EXERCISE DESCRIPTION: Can you output the material exactly as written, minus any pictures it holds?

DATA:

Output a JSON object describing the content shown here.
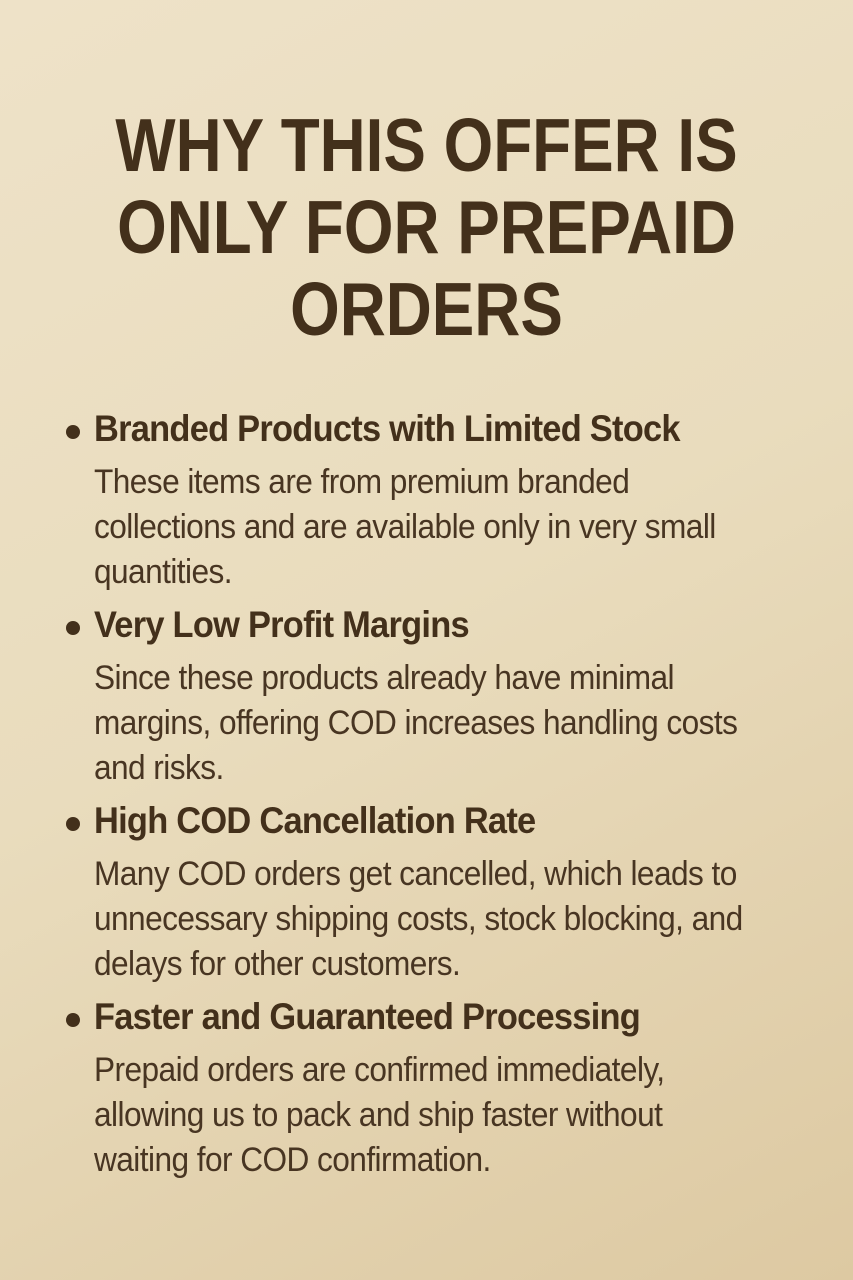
{
  "colors": {
    "background_top": "#eee2c8",
    "background_mid": "#e9dcbd",
    "background_bottom": "#ddc9a2",
    "text_dark": "#43301b",
    "text_body": "#483522"
  },
  "title": {
    "lines": [
      "WHY THIS OFFER IS",
      "ONLY FOR PREPAID",
      "ORDERS"
    ]
  },
  "bullets": [
    {
      "heading": "Branded Products with Limited Stock",
      "body": "These items are from premium branded\ncollections and are available only in very small\nquantities."
    },
    {
      "heading": "Very Low Profit Margins",
      "body": "Since these products already have minimal\nmargins, offering COD increases handling costs\nand risks."
    },
    {
      "heading": "High COD Cancellation Rate",
      "body": "Many COD orders get cancelled, which leads to\nunnecessary shipping costs, stock blocking, and\ndelays for other customers."
    },
    {
      "heading": "Faster and Guaranteed Processing",
      "body": "Prepaid orders are confirmed immediately,\nallowing us to pack and ship faster without\nwaiting for COD confirmation."
    }
  ]
}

EXERCISE SOLUTION:
Output a JSON object describing the content shown here.
{
  "colors": {
    "background_top": "#eee2c8",
    "background_mid": "#e9dcbd",
    "background_bottom": "#ddc9a2",
    "text_dark": "#43301b",
    "text_body": "#483522"
  },
  "title": {
    "lines": [
      "WHY THIS OFFER IS",
      "ONLY FOR PREPAID",
      "ORDERS"
    ]
  },
  "bullets": [
    {
      "heading": "Branded Products with Limited Stock",
      "body": "These items are from premium branded\ncollections and are available only in very small\nquantities."
    },
    {
      "heading": "Very Low Profit Margins",
      "body": "Since these products already have minimal\nmargins, offering COD increases handling costs\nand risks."
    },
    {
      "heading": "High COD Cancellation Rate",
      "body": "Many COD orders get cancelled, which leads to\nunnecessary shipping costs, stock blocking, and\ndelays for other customers."
    },
    {
      "heading": "Faster and Guaranteed Processing",
      "body": "Prepaid orders are confirmed immediately,\nallowing us to pack and ship faster without\nwaiting for COD confirmation."
    }
  ]
}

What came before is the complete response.